→ THE EXERCISE
State how many lines contain the string "object", and write nothing else.

→ DATA IN THIS EXERCISE
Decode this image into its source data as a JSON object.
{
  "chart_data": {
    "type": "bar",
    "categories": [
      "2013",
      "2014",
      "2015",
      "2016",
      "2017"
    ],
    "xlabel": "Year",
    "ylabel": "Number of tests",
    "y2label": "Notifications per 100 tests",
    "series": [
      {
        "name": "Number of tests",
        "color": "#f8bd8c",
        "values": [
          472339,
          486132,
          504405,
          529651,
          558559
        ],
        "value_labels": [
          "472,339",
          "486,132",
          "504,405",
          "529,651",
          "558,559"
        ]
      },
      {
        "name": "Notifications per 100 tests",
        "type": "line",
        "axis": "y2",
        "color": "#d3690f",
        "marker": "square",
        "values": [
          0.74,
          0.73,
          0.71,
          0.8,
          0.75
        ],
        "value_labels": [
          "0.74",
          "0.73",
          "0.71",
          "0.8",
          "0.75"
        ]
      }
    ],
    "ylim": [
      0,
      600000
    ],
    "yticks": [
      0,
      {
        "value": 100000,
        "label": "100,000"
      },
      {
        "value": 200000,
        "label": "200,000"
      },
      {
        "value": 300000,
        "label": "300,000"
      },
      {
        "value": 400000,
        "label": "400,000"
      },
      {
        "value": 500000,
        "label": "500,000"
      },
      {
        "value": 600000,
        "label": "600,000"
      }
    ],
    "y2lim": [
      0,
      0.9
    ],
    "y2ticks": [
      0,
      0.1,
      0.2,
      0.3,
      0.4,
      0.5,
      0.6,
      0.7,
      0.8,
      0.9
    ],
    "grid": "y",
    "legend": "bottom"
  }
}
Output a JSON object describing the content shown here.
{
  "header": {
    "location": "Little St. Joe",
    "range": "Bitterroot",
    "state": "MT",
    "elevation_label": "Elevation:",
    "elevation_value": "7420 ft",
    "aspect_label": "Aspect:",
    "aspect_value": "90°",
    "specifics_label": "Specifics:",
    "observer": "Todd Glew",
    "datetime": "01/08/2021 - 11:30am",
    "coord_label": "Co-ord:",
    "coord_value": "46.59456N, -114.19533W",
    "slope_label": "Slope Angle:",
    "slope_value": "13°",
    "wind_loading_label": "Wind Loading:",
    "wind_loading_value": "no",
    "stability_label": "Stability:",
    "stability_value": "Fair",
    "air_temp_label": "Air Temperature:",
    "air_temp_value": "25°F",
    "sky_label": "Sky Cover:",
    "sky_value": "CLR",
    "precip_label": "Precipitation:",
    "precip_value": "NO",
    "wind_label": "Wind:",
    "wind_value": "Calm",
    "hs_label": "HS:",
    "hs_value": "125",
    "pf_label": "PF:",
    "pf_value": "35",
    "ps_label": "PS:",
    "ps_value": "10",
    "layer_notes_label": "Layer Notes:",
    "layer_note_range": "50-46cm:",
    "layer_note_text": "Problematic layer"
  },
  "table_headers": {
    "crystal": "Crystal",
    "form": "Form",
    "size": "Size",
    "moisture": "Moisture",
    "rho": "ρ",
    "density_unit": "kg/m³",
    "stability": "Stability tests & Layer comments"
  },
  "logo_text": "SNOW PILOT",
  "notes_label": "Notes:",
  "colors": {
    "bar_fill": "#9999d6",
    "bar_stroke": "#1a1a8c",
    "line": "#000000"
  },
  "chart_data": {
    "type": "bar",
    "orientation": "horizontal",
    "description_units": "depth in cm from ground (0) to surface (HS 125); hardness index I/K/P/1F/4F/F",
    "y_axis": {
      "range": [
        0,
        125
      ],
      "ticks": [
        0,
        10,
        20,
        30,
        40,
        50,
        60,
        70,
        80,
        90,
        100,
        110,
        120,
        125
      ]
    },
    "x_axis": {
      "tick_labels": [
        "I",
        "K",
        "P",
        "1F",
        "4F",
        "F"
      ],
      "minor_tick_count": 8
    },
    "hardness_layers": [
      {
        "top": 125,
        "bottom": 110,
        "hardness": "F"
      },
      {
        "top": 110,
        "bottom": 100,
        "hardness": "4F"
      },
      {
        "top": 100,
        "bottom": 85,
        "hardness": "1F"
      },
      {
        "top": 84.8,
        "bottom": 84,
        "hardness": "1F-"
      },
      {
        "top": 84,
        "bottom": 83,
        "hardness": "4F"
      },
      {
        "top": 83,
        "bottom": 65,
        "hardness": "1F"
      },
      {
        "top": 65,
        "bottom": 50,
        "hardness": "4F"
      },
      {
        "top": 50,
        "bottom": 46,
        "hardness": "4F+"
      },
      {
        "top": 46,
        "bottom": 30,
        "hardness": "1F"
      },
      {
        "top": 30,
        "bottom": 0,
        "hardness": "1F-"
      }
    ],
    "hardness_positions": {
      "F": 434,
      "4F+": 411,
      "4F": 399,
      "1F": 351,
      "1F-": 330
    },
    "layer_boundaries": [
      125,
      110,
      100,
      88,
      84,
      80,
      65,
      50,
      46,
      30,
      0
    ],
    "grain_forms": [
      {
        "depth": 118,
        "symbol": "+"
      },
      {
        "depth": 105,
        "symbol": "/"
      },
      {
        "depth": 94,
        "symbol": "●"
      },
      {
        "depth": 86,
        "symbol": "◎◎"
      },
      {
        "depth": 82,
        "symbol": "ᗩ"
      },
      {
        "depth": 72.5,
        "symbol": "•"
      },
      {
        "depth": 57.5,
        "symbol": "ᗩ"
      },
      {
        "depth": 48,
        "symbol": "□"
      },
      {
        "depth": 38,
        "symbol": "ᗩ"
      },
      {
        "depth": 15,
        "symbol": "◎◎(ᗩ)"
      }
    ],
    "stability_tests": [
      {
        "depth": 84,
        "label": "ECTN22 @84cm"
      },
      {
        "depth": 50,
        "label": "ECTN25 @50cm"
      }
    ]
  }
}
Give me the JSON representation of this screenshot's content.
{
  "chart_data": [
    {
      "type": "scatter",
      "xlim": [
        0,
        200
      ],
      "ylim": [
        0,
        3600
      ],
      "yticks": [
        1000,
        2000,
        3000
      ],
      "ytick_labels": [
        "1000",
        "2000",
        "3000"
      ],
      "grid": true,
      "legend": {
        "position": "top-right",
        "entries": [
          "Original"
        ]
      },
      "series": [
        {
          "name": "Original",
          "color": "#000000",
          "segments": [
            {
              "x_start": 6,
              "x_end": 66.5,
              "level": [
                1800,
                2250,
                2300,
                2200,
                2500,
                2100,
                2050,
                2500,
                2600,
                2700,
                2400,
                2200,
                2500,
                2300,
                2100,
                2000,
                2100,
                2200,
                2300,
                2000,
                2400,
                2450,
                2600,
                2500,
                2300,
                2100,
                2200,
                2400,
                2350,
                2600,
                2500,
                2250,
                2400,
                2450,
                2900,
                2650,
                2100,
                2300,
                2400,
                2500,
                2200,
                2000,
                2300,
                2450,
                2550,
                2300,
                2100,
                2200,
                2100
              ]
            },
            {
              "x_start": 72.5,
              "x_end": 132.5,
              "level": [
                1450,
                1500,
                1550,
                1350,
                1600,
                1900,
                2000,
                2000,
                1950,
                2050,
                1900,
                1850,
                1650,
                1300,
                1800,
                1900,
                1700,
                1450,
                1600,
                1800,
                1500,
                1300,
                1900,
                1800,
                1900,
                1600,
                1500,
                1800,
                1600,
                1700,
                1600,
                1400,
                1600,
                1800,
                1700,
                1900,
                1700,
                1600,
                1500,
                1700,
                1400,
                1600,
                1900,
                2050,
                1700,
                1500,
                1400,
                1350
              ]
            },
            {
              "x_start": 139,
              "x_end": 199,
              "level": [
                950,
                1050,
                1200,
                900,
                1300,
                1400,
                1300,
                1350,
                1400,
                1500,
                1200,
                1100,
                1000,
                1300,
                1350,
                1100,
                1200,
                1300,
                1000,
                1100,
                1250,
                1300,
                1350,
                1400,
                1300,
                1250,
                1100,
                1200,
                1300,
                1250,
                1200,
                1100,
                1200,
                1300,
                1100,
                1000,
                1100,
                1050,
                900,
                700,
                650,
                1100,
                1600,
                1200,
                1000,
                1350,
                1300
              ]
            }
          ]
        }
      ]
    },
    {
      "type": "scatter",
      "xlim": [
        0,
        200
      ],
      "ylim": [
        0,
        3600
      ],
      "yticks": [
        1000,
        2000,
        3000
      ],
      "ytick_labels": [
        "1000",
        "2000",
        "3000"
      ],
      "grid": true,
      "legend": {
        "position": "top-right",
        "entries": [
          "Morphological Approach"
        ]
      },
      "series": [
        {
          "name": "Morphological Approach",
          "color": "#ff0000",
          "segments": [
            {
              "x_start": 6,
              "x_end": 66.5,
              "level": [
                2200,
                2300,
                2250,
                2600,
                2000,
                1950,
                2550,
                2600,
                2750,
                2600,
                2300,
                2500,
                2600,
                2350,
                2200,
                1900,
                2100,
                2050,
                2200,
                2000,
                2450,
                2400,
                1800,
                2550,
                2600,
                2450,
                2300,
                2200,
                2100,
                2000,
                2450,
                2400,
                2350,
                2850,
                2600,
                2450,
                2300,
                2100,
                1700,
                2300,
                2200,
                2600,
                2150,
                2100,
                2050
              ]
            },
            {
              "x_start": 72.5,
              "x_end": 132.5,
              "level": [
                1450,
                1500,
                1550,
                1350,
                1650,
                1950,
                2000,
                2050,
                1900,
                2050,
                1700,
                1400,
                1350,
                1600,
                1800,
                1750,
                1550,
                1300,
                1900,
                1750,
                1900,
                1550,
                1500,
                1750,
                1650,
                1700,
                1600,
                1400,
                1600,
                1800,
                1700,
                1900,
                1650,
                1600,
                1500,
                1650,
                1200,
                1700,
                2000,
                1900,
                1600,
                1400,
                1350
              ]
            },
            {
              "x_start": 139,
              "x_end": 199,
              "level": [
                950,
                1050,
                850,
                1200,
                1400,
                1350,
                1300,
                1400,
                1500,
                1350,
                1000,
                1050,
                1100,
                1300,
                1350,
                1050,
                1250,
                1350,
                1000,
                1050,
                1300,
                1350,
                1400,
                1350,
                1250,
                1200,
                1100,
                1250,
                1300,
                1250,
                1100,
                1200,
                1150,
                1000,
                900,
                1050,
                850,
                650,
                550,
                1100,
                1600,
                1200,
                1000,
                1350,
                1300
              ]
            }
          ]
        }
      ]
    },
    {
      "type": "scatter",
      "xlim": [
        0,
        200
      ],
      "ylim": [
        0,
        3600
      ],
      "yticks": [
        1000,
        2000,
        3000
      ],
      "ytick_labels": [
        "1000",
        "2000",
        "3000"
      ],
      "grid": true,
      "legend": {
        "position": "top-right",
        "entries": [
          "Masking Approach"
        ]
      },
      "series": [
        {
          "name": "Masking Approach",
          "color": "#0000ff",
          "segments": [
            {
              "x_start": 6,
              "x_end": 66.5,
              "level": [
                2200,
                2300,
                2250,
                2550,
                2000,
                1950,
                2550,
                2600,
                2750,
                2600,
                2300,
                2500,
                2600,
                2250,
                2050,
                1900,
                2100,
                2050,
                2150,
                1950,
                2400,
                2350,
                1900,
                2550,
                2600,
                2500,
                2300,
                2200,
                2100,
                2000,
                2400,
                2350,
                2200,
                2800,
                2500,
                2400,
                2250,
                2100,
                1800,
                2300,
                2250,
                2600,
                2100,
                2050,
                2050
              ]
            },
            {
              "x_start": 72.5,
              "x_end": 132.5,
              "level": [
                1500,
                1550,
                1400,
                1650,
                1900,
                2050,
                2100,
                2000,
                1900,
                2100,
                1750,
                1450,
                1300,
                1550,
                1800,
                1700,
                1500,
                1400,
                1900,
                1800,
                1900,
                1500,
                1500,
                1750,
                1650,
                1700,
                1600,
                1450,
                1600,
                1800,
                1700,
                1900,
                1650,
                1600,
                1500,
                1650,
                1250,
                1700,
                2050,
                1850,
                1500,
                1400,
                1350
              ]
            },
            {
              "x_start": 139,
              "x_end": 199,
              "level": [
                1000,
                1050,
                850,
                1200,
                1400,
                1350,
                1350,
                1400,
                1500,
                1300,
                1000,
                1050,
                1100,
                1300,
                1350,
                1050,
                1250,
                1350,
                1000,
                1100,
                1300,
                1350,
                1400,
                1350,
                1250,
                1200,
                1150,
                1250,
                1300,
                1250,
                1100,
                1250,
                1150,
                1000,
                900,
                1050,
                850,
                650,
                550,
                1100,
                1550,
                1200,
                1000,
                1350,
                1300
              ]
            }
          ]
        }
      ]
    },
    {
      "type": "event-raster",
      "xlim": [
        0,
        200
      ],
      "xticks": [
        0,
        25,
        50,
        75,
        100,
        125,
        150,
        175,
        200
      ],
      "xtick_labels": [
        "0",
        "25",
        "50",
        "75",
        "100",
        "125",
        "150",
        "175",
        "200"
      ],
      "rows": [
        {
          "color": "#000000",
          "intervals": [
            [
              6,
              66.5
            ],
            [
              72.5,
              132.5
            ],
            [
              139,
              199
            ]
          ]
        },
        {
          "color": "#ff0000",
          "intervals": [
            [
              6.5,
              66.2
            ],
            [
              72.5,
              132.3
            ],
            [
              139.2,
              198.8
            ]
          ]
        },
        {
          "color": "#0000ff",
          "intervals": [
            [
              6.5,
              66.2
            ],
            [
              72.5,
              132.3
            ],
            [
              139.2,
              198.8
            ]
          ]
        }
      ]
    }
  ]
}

→ RIGHT ANSWER
2